▶ _Given exercise_
Output all entries verbatim. Skip pictures.

▶ _Data in this exercise_
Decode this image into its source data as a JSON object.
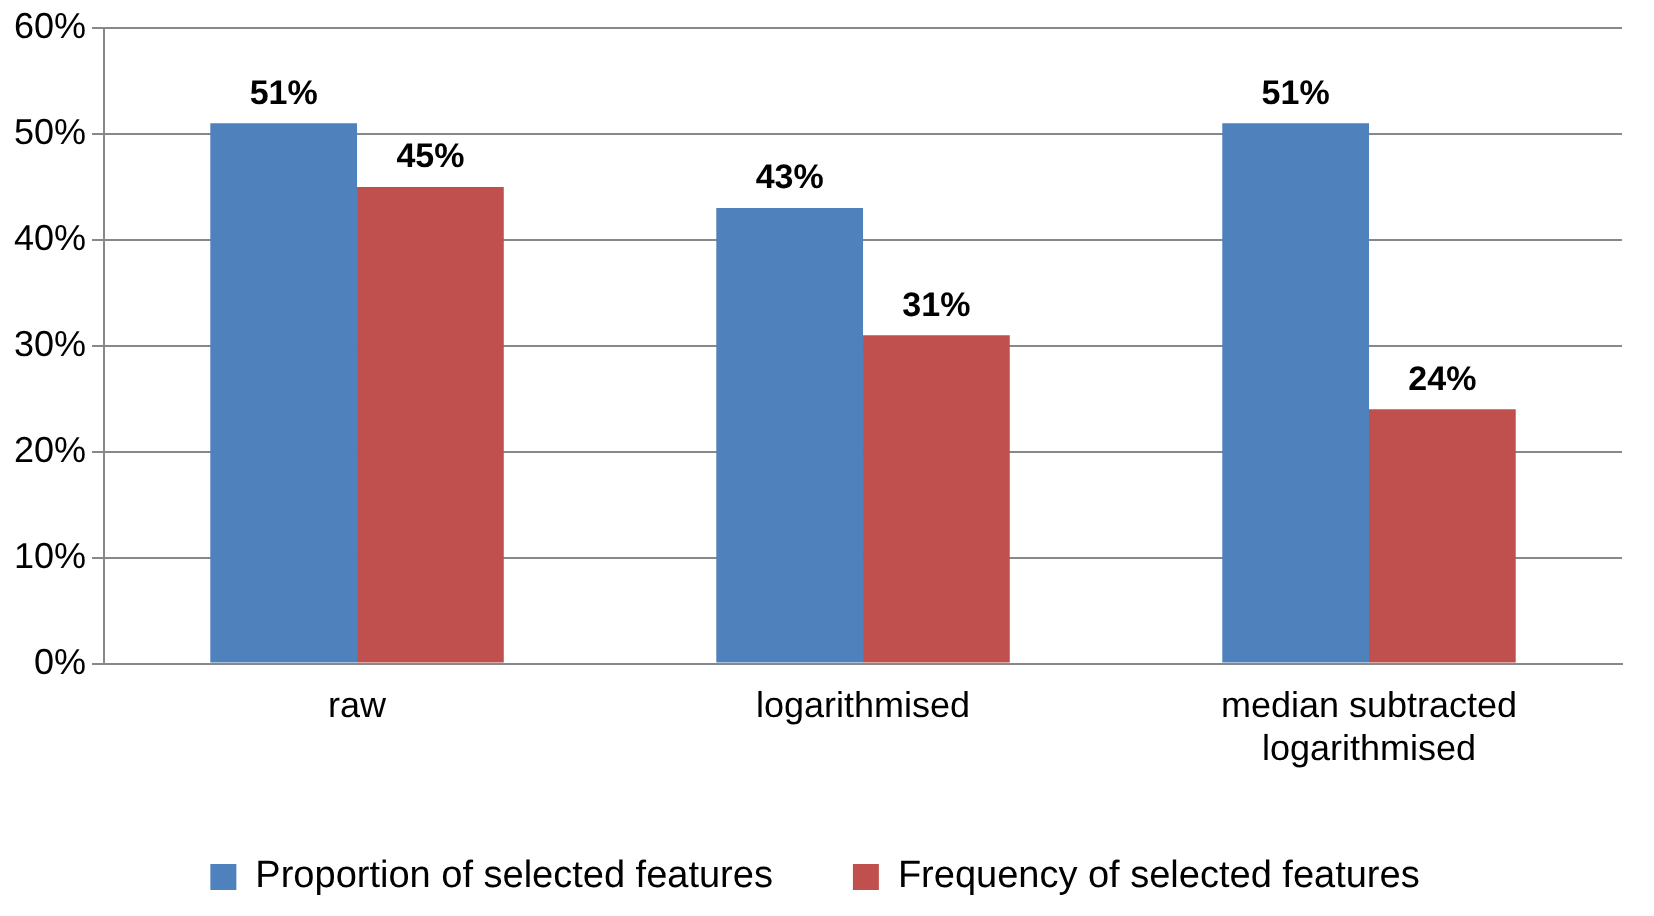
{
  "chart_data": {
    "type": "bar",
    "categories": [
      "raw",
      "logarithmised",
      "median subtracted logarithmised"
    ],
    "series": [
      {
        "name": "Proportion of selected features",
        "color": "#4f81bd",
        "values": [
          51,
          43,
          51
        ],
        "value_labels": [
          "51%",
          "43%",
          "51%"
        ]
      },
      {
        "name": "Frequency of selected features",
        "color": "#c0504d",
        "values": [
          45,
          31,
          24
        ],
        "value_labels": [
          "45%",
          "31%",
          "24%"
        ]
      }
    ],
    "ylim": [
      0,
      60
    ],
    "yticks": [
      {
        "value": 0,
        "label": "0%"
      },
      {
        "value": 10,
        "label": "10%"
      },
      {
        "value": 20,
        "label": "20%"
      },
      {
        "value": 30,
        "label": "30%"
      },
      {
        "value": 40,
        "label": "40%"
      },
      {
        "value": 50,
        "label": "50%"
      },
      {
        "value": 60,
        "label": "60%"
      }
    ],
    "grid": "y",
    "legend": "bottom"
  }
}
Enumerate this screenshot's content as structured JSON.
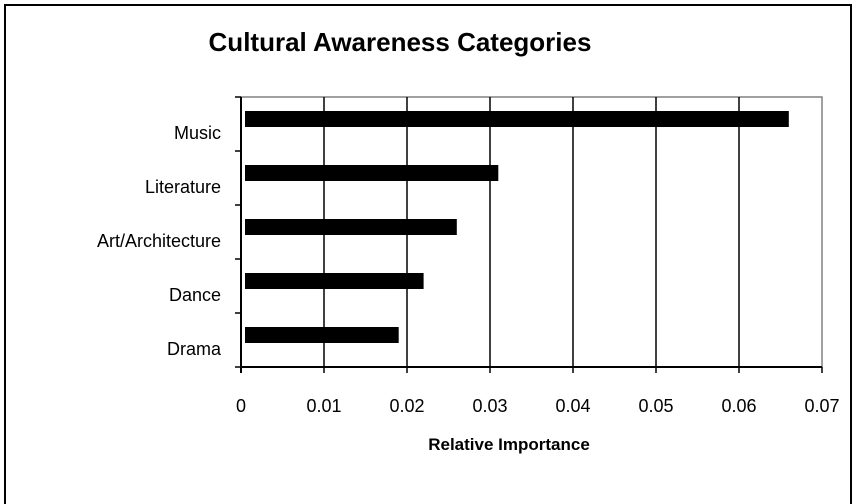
{
  "chart_data": {
    "type": "bar",
    "orientation": "horizontal",
    "title": "Cultural Awareness Categories",
    "xlabel": "Relative Importance",
    "ylabel": "",
    "categories": [
      "Music",
      "Literature",
      "Art/Architecture",
      "Dance",
      "Drama"
    ],
    "values": [
      0.066,
      0.031,
      0.026,
      0.022,
      0.019
    ],
    "xlim": [
      0,
      0.07
    ],
    "xticks": [
      "0",
      "0.01",
      "0.02",
      "0.03",
      "0.04",
      "0.05",
      "0.06",
      "0.07"
    ],
    "grid": "vertical",
    "legend": "none",
    "bar_color": "#000000"
  }
}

▶ _In response_
Decode this image into its source data as a JSON object.
{
  "chart_data": {
    "type": "bar",
    "categories": [
      "raw",
      "logarithmised",
      "median subtracted logarithmised"
    ],
    "series": [
      {
        "name": "Proportion of selected features",
        "color": "#4f81bd",
        "values": [
          51,
          43,
          51
        ],
        "value_labels": [
          "51%",
          "43%",
          "51%"
        ]
      },
      {
        "name": "Frequency of selected features",
        "color": "#c0504d",
        "values": [
          45,
          31,
          24
        ],
        "value_labels": [
          "45%",
          "31%",
          "24%"
        ]
      }
    ],
    "ylim": [
      0,
      60
    ],
    "yticks": [
      {
        "value": 0,
        "label": "0%"
      },
      {
        "value": 10,
        "label": "10%"
      },
      {
        "value": 20,
        "label": "20%"
      },
      {
        "value": 30,
        "label": "30%"
      },
      {
        "value": 40,
        "label": "40%"
      },
      {
        "value": 50,
        "label": "50%"
      },
      {
        "value": 60,
        "label": "60%"
      }
    ],
    "grid": "y",
    "legend": "bottom"
  }
}
Enumerate this screenshot's content as structured JSON.
{
  "chart_data": {
    "type": "bar",
    "orientation": "horizontal",
    "title": "Cultural Awareness Categories",
    "xlabel": "Relative Importance",
    "ylabel": "",
    "categories": [
      "Music",
      "Literature",
      "Art/Architecture",
      "Dance",
      "Drama"
    ],
    "values": [
      0.066,
      0.031,
      0.026,
      0.022,
      0.019
    ],
    "xlim": [
      0,
      0.07
    ],
    "xticks": [
      "0",
      "0.01",
      "0.02",
      "0.03",
      "0.04",
      "0.05",
      "0.06",
      "0.07"
    ],
    "grid": "vertical",
    "legend": "none",
    "bar_color": "#000000"
  }
}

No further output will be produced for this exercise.